Curbing misuse

(The Hindu)

 

Meeting India’s electricity needs

(The Hindu)

 

Protecting our data

(The Hindu)

 

Curbing misuse

(The Hindu)

Synoptic line: It throws light on issue of the recent Supreme Court verdict on the Scheduled Castes and the Scheduled Tribes (Prevention of Atrocities) Act, 1989.

(GS paper II)

Overview

 

  • Supreme Court of India recently issued directions to prevent the misuse of provisions of Scheduled Castes and the Scheduled Tribes (Prevention of Atrocities) Act 1989 (SC/ST Act). It laid down procedural safeguards to curb false accusations work against the interest of protecting the oppressed from discrimination and caste-based atrocities.

About the Scheduled Castes and Tribes (Prevention of Atrocities) Act, 1989

 

  • The Scheduled Castes and Tribes (Prevention of Atrocities) Act, 1989 is an Act of the Parliament of India enacted to prevent atrocities against scheduled castes and scheduled tribes.

 

  • Article 17 of Indian Constitution seeks to abolish ‘untouchability’ and to forbid all such practices. It is basically a “statement of principle” that needs to be made operational with the ostensible objective to remove humiliation and multifaceted harassments meted to the Dalits and to ensure their fundamental and socio-economic, political, and cultural rights.

 

  • The provisions of SC/ST Act and Rules can be divided into three different categories, covering a variety of issues related to atrocities against SC/ST people and their position in society.

 

  1. The first category contains provisions of criminal law. It establishes criminal liability for a number of specifically defined atrocities, and extends the scope of certain categories of penalizations given in the Indian Penal Code (IPC).
  2. The second category contains provisions for relief and compensation for victims of atrocities.
  3. The third category contains provisions that establish special authorities for the implementation and monitoring of the Act

 

Assessment

 

  • The SC has ruled that Section 18, which bars grant of anticipatory bail to anyone accused of violating its provisions, is not an absolute bar on giving advance bail to those against whom, prima facie, there is no case. In addition, the Bench has prohibited the arrest of anyone merely because of a complaint that they had committed an atrocity against a Dalit or a tribal person.

## Instructions to follow
Print the part of the article on the Atrocities Act ruling from "About the Scheduled" to "and cultural rights.".

[Region boundary data]
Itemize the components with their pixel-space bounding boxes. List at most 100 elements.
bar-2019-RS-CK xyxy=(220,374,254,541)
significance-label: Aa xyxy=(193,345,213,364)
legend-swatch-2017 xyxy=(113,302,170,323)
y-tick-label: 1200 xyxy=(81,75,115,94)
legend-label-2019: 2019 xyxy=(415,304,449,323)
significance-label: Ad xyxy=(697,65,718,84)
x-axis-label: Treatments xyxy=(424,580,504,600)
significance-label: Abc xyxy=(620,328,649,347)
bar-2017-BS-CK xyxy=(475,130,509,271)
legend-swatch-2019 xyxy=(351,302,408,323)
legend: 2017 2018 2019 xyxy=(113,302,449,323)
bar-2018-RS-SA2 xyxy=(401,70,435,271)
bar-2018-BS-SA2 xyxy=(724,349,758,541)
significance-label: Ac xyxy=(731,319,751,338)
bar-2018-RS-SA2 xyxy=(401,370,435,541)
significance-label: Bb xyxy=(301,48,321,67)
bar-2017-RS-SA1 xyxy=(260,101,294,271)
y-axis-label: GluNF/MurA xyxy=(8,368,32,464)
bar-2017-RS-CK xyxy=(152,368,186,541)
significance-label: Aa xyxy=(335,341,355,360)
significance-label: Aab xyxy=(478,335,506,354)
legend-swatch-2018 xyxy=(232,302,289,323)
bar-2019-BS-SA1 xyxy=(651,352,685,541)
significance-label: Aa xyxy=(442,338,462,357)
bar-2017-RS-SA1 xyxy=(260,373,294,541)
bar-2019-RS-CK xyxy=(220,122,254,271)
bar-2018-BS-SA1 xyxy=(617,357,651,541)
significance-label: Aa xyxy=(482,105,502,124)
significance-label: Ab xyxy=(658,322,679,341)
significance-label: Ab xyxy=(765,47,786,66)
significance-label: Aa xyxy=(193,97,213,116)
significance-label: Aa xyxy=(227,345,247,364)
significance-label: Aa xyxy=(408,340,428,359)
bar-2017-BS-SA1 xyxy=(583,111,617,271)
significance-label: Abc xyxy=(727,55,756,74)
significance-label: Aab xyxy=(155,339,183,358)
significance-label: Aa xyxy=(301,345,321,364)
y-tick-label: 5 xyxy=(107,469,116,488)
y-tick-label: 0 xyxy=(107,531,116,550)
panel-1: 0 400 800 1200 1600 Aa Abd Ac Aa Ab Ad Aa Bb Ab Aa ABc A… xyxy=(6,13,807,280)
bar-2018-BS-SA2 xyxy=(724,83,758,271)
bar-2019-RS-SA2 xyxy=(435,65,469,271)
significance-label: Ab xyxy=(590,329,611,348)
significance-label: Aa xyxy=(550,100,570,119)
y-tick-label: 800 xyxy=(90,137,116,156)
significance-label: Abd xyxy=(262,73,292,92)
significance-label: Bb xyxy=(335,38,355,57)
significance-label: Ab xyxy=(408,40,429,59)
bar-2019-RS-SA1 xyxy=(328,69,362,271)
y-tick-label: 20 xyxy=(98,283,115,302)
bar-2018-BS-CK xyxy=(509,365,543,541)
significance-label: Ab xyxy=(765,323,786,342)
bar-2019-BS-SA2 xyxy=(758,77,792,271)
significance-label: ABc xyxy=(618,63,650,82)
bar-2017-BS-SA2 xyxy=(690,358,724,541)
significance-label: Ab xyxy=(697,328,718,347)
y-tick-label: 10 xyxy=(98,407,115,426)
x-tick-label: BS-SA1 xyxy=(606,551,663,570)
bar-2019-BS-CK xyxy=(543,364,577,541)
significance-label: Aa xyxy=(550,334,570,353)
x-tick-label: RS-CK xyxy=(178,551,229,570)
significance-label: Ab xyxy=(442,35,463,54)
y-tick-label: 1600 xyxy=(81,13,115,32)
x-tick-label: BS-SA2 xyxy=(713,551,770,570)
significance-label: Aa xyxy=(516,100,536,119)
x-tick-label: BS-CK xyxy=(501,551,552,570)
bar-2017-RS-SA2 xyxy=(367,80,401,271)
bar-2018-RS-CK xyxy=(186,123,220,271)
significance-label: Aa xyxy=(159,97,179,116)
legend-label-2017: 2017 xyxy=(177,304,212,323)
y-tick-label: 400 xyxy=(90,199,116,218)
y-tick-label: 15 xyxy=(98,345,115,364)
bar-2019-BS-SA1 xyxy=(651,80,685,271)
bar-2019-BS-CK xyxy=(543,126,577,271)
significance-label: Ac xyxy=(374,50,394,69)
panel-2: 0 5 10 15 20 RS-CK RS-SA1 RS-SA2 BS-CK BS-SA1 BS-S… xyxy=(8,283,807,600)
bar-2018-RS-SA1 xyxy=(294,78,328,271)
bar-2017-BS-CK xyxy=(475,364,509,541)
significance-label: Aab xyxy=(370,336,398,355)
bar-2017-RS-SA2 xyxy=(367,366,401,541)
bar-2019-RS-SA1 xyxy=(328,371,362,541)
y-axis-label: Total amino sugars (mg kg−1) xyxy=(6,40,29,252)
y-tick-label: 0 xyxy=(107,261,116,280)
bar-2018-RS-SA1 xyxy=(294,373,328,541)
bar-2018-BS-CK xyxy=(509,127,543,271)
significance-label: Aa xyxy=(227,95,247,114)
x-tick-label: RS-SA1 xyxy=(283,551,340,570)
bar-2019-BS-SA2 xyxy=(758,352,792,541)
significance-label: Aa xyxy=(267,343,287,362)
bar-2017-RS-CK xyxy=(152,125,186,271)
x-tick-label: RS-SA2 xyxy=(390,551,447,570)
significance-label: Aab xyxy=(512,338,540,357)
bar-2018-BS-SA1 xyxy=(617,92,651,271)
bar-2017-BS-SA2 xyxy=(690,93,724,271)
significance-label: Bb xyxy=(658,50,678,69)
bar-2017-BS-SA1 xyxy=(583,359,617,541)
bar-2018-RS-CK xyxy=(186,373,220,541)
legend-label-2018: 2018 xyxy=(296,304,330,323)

## Result for this task
About the Scheduled Castes and Tribes (Prevention of Atrocities) Act, 1989

 

  • The Scheduled Castes and Tribes (Prevention of Atrocities) Act, 1989 is an Act of the Parliament of India enacted to prevent atrocities against scheduled castes and scheduled tribes.

 

  • Article 17 of Indian Constitution seeks to abolish ‘untouchability’ and to forbid all such practices. It is basically a “statement of principle” that needs to be made operational with the ostensible objective to remove humiliation and multifaceted harassments meted to the Dalits and to ensure their fundamental and socio-economic, political, and cultural rights.